### What you will do
Your task is to give the data again, exactly, with every line intact.

### Entries shown
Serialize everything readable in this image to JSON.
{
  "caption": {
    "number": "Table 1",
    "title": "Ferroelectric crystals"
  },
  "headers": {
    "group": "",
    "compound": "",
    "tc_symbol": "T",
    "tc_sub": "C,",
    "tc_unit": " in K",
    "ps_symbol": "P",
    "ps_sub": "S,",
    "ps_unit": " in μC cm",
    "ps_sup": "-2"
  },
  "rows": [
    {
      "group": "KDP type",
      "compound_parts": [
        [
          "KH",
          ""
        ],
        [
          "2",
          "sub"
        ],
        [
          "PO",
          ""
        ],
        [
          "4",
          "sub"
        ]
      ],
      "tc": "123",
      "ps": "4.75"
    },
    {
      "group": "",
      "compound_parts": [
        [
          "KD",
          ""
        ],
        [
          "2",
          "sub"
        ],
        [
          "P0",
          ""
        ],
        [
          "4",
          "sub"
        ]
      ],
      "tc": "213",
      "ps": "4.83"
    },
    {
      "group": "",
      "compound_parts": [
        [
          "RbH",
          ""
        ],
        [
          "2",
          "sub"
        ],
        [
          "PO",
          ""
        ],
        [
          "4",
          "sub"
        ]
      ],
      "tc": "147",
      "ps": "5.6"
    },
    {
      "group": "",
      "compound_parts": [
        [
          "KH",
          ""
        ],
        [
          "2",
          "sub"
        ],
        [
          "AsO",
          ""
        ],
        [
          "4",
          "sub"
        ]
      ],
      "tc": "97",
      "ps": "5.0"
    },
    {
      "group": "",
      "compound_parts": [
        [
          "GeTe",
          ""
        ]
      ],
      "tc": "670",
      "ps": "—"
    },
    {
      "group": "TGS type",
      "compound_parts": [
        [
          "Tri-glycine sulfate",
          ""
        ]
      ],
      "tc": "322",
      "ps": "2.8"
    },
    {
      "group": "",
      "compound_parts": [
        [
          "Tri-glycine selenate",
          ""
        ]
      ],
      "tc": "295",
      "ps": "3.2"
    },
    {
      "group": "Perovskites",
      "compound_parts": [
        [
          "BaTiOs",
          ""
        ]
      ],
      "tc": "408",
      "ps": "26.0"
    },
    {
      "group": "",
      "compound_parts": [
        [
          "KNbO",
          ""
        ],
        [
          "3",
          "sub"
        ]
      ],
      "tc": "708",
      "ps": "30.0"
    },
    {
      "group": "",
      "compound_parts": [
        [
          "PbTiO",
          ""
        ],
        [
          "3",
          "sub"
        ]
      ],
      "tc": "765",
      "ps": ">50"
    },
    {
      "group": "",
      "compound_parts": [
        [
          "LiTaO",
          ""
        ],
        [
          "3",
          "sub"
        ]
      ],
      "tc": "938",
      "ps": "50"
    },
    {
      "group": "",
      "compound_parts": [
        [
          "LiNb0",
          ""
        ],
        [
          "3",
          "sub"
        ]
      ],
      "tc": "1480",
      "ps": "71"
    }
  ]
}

### Solution below
Serialize everything readable in this image to JSON.
{
  "caption": {
    "number": "Table 1",
    "title": "Ferroelectric crystals"
  },
  "headers": {
    "group": "",
    "compound": "",
    "tc_symbol": "T",
    "tc_sub": "C,",
    "tc_unit": " in K",
    "ps_symbol": "P",
    "ps_sub": "S,",
    "ps_unit": " in μC cm",
    "ps_sup": "-2"
  },
  "rows": [
    {
      "group": "KDP type",
      "compound_parts": [
        [
          "KH",
          ""
        ],
        [
          "2",
          "sub"
        ],
        [
          "PO",
          ""
        ],
        [
          "4",
          "sub"
        ]
      ],
      "tc": "123",
      "ps": "4.75"
    },
    {
      "group": "",
      "compound_parts": [
        [
          "KD",
          ""
        ],
        [
          "2",
          "sub"
        ],
        [
          "P0",
          ""
        ],
        [
          "4",
          "sub"
        ]
      ],
      "tc": "213",
      "ps": "4.83"
    },
    {
      "group": "",
      "compound_parts": [
        [
          "RbH",
          ""
        ],
        [
          "2",
          "sub"
        ],
        [
          "PO",
          ""
        ],
        [
          "4",
          "sub"
        ]
      ],
      "tc": "147",
      "ps": "5.6"
    },
    {
      "group": "",
      "compound_parts": [
        [
          "KH",
          ""
        ],
        [
          "2",
          "sub"
        ],
        [
          "AsO",
          ""
        ],
        [
          "4",
          "sub"
        ]
      ],
      "tc": "97",
      "ps": "5.0"
    },
    {
      "group": "",
      "compound_parts": [
        [
          "GeTe",
          ""
        ]
      ],
      "tc": "670",
      "ps": "—"
    },
    {
      "group": "TGS type",
      "compound_parts": [
        [
          "Tri-glycine sulfate",
          ""
        ]
      ],
      "tc": "322",
      "ps": "2.8"
    },
    {
      "group": "",
      "compound_parts": [
        [
          "Tri-glycine selenate",
          ""
        ]
      ],
      "tc": "295",
      "ps": "3.2"
    },
    {
      "group": "Perovskites",
      "compound_parts": [
        [
          "BaTiOs",
          ""
        ]
      ],
      "tc": "408",
      "ps": "26.0"
    },
    {
      "group": "",
      "compound_parts": [
        [
          "KNbO",
          ""
        ],
        [
          "3",
          "sub"
        ]
      ],
      "tc": "708",
      "ps": "30.0"
    },
    {
      "group": "",
      "compound_parts": [
        [
          "PbTiO",
          ""
        ],
        [
          "3",
          "sub"
        ]
      ],
      "tc": "765",
      "ps": ">50"
    },
    {
      "group": "",
      "compound_parts": [
        [
          "LiTaO",
          ""
        ],
        [
          "3",
          "sub"
        ]
      ],
      "tc": "938",
      "ps": "50"
    },
    {
      "group": "",
      "compound_parts": [
        [
          "LiNb0",
          ""
        ],
        [
          "3",
          "sub"
        ]
      ],
      "tc": "1480",
      "ps": "71"
    }
  ]
}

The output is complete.